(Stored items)
------------

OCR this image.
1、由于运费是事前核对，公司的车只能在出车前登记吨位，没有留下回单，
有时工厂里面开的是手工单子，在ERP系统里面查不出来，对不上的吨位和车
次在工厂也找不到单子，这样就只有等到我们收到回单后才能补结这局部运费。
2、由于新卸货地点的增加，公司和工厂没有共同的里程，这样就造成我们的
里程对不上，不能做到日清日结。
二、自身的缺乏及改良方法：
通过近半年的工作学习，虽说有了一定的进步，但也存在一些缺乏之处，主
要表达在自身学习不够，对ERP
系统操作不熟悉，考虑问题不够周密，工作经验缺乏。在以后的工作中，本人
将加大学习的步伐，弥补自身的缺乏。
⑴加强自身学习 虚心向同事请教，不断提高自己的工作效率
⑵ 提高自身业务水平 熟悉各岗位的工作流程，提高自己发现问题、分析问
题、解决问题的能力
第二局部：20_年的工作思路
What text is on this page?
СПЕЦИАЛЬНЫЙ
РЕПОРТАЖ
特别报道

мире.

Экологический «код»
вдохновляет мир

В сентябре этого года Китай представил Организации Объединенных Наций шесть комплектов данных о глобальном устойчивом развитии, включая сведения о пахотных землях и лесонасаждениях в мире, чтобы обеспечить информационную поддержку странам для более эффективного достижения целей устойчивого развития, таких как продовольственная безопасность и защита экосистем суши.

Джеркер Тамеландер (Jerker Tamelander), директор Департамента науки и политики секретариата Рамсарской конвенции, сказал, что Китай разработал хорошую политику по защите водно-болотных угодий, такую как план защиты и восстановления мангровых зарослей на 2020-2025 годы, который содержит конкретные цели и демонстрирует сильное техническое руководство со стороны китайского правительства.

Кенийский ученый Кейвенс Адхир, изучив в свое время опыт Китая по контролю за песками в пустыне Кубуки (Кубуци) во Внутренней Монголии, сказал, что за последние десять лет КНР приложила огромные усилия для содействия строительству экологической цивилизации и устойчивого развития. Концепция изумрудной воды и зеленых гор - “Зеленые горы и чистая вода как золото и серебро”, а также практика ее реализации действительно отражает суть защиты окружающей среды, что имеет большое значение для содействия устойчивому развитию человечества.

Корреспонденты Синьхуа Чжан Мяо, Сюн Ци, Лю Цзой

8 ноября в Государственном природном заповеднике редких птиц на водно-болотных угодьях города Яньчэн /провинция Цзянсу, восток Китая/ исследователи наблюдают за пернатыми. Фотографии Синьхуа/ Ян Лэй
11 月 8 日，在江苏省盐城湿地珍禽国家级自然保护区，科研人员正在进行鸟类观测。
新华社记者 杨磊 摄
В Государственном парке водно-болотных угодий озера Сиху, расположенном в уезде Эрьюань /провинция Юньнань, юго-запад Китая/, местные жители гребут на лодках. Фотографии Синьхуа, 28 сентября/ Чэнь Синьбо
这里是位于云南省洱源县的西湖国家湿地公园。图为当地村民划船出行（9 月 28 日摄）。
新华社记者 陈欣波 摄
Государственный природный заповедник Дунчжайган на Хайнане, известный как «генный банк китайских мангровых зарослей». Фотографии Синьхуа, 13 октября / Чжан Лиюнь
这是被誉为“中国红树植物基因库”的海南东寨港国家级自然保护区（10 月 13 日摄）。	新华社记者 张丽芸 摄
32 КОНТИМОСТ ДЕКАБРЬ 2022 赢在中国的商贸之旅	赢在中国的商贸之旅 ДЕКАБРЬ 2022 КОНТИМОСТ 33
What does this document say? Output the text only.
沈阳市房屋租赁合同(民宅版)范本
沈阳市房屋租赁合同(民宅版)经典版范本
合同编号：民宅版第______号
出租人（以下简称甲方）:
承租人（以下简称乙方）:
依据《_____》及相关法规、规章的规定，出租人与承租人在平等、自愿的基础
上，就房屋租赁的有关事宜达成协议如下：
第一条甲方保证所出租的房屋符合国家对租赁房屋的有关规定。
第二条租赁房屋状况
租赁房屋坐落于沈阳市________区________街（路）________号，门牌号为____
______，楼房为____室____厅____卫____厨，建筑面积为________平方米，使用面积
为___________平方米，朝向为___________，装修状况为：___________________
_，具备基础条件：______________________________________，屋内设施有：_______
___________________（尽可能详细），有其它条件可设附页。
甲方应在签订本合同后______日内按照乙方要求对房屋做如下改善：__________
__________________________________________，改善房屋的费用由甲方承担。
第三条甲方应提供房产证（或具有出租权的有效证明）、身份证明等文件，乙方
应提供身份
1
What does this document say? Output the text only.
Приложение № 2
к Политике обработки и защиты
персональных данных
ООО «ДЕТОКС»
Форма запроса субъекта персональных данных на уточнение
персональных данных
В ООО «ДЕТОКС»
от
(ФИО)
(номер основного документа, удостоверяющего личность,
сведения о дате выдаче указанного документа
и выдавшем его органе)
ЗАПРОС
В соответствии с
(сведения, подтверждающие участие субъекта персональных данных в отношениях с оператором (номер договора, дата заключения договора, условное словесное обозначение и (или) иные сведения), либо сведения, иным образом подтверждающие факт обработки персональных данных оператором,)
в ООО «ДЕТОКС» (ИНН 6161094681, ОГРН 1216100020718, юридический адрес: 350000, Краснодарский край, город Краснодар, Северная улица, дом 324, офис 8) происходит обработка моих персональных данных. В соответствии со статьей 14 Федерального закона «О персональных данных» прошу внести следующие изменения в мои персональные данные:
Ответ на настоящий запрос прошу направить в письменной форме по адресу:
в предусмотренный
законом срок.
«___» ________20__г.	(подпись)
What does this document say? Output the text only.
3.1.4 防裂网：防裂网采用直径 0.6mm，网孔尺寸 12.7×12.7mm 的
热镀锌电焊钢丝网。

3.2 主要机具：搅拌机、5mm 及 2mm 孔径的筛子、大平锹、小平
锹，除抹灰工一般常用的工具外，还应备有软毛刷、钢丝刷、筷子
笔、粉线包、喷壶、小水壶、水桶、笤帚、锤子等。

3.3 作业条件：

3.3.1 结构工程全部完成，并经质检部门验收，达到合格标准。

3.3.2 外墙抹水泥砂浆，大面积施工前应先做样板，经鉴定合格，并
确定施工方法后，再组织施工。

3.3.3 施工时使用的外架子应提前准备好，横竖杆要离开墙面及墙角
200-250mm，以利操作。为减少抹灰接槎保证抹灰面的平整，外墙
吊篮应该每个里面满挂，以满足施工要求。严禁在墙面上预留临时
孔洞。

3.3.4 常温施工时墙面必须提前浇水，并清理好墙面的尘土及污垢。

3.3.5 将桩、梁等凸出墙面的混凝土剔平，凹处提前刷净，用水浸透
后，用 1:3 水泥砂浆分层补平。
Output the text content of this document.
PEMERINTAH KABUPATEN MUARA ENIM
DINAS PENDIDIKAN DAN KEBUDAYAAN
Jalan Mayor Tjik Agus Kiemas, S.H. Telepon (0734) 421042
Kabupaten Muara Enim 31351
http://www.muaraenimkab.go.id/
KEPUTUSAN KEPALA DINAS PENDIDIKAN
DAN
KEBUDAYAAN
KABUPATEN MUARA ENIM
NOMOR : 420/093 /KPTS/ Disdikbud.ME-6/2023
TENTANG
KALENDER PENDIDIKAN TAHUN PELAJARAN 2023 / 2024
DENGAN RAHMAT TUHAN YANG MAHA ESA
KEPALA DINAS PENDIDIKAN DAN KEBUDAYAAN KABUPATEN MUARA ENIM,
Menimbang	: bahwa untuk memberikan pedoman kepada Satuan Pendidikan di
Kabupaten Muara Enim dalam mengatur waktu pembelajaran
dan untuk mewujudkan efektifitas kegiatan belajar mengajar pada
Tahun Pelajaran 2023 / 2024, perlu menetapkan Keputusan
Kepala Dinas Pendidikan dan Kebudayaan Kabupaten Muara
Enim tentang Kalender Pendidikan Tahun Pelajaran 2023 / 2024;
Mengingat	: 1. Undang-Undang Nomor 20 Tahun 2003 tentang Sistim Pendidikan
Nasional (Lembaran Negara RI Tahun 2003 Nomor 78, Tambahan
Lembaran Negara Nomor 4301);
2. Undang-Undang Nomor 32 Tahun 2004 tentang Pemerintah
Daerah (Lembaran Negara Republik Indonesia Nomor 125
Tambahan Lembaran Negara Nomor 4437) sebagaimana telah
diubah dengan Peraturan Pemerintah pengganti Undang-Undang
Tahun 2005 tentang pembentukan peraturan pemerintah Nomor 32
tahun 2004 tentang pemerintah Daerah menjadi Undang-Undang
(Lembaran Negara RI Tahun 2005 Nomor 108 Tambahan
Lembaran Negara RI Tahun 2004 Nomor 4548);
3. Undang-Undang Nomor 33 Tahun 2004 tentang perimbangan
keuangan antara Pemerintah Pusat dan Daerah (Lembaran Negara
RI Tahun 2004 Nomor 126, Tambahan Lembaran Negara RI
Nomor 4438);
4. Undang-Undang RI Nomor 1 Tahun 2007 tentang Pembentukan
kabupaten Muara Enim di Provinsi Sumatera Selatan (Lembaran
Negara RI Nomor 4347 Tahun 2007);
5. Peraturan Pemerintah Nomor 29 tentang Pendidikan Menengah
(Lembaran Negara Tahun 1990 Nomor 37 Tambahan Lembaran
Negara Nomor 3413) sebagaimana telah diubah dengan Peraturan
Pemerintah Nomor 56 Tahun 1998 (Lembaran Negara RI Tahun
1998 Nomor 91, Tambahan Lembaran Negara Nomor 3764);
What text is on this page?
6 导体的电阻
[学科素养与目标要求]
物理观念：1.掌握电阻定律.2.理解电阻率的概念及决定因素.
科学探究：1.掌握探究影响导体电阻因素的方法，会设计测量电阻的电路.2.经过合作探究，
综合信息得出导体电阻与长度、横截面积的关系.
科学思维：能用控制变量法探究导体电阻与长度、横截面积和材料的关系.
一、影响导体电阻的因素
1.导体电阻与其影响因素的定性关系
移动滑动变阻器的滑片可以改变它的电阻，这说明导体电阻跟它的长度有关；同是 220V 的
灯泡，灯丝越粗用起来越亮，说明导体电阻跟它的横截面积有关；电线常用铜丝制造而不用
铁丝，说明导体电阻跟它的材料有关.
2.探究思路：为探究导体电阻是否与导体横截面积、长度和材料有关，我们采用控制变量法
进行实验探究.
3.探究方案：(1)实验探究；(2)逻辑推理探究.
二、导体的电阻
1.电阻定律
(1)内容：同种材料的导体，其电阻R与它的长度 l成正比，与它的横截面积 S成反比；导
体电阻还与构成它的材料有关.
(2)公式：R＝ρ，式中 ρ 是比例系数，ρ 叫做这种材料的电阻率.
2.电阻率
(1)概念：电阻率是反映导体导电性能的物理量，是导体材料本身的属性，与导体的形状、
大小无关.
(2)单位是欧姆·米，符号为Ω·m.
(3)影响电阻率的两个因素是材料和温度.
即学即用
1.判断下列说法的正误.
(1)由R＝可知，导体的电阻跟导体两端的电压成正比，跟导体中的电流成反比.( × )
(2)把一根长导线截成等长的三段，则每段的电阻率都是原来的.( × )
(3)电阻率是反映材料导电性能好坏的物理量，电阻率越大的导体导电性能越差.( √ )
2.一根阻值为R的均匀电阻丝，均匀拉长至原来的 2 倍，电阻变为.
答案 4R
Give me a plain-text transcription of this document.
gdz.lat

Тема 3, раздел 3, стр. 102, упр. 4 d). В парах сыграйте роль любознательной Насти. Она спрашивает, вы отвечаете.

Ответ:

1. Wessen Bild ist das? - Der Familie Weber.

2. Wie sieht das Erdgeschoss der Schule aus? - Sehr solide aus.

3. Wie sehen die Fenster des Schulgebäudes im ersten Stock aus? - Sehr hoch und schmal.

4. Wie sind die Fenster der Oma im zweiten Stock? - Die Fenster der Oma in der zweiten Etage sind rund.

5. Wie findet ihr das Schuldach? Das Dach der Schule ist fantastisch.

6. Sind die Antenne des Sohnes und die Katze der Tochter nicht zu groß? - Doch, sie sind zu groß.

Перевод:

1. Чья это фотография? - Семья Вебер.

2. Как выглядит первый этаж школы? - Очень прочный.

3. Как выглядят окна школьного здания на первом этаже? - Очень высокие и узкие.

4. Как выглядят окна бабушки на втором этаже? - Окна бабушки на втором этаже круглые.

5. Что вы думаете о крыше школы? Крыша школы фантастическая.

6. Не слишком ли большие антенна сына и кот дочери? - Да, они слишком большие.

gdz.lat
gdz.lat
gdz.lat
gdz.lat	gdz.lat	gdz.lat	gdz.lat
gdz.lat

------------

Where a line of the entries contains the word "untuk", copy that line.

Menimbang	: bahwa untuk memberikan pedoman kepada Satuan Pendidikan di
dan untuk mewujudkan efektifitas kegiatan belajar mengajar pada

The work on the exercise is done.